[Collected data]
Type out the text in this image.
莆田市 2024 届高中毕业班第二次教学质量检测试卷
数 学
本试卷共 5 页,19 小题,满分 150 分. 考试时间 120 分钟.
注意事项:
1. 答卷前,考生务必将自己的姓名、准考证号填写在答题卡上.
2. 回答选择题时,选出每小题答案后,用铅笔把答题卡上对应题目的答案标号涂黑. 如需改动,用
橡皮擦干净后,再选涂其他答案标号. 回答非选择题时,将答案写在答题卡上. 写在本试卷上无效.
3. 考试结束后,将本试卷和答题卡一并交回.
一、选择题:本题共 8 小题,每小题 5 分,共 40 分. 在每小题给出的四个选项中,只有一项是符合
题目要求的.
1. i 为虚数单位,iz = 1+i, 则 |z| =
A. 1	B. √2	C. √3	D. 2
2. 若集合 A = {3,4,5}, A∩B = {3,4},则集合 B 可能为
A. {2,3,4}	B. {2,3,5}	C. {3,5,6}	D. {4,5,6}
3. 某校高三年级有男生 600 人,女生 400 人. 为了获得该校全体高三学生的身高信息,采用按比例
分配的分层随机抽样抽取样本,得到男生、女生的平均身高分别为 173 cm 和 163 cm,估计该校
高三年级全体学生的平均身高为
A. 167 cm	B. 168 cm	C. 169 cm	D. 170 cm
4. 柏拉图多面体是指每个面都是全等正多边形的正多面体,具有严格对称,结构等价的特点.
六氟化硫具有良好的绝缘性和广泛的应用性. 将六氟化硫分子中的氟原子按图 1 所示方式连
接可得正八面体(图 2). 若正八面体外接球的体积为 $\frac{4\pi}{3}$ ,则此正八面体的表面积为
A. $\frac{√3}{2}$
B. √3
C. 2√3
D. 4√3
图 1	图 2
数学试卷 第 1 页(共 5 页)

Prompt => Copy out each record, keeping every word as it is.

Written answer =>
Type out the text in this image.
莆田市 2024 届高中毕业班第二次教学质量检测试卷
数 学
本试卷共 5 页,19 小题,满分 150 分. 考试时间 120 分钟.
注意事项:
1. 答卷前,考生务必将自己的姓名、准考证号填写在答题卡上.
2. 回答选择题时,选出每小题答案后,用铅笔把答题卡上对应题目的答案标号涂黑. 如需改动,用
橡皮擦干净后,再选涂其他答案标号. 回答非选择题时,将答案写在答题卡上. 写在本试卷上无效.
3. 考试结束后,将本试卷和答题卡一并交回.
一、选择题:本题共 8 小题,每小题 5 分,共 40 分. 在每小题给出的四个选项中,只有一项是符合
题目要求的.
1. i 为虚数单位,iz = 1+i, 则 |z| =
A. 1	B. √2	C. √3	D. 2
2. 若集合 A = {3,4,5}, A∩B = {3,4},则集合 B 可能为
A. {2,3,4}	B. {2,3,5}	C. {3,5,6}	D. {4,5,6}
3. 某校高三年级有男生 600 人,女生 400 人. 为了获得该校全体高三学生的身高信息,采用按比例
分配的分层随机抽样抽取样本,得到男生、女生的平均身高分别为 173 cm 和 163 cm,估计该校
高三年级全体学生的平均身高为
A. 167 cm	B. 168 cm	C. 169 cm	D. 170 cm
4. 柏拉图多面体是指每个面都是全等正多边形的正多面体,具有严格对称,结构等价的特点.
六氟化硫具有良好的绝缘性和广泛的应用性. 将六氟化硫分子中的氟原子按图 1 所示方式连
接可得正八面体(图 2). 若正八面体外接球的体积为 $\frac{4\pi}{3}$ ,则此正八面体的表面积为
A. $\frac{√3}{2}$
B. √3
C. 2√3
D. 4√3
图 1	图 2
数学试卷 第 1 页(共 5 页)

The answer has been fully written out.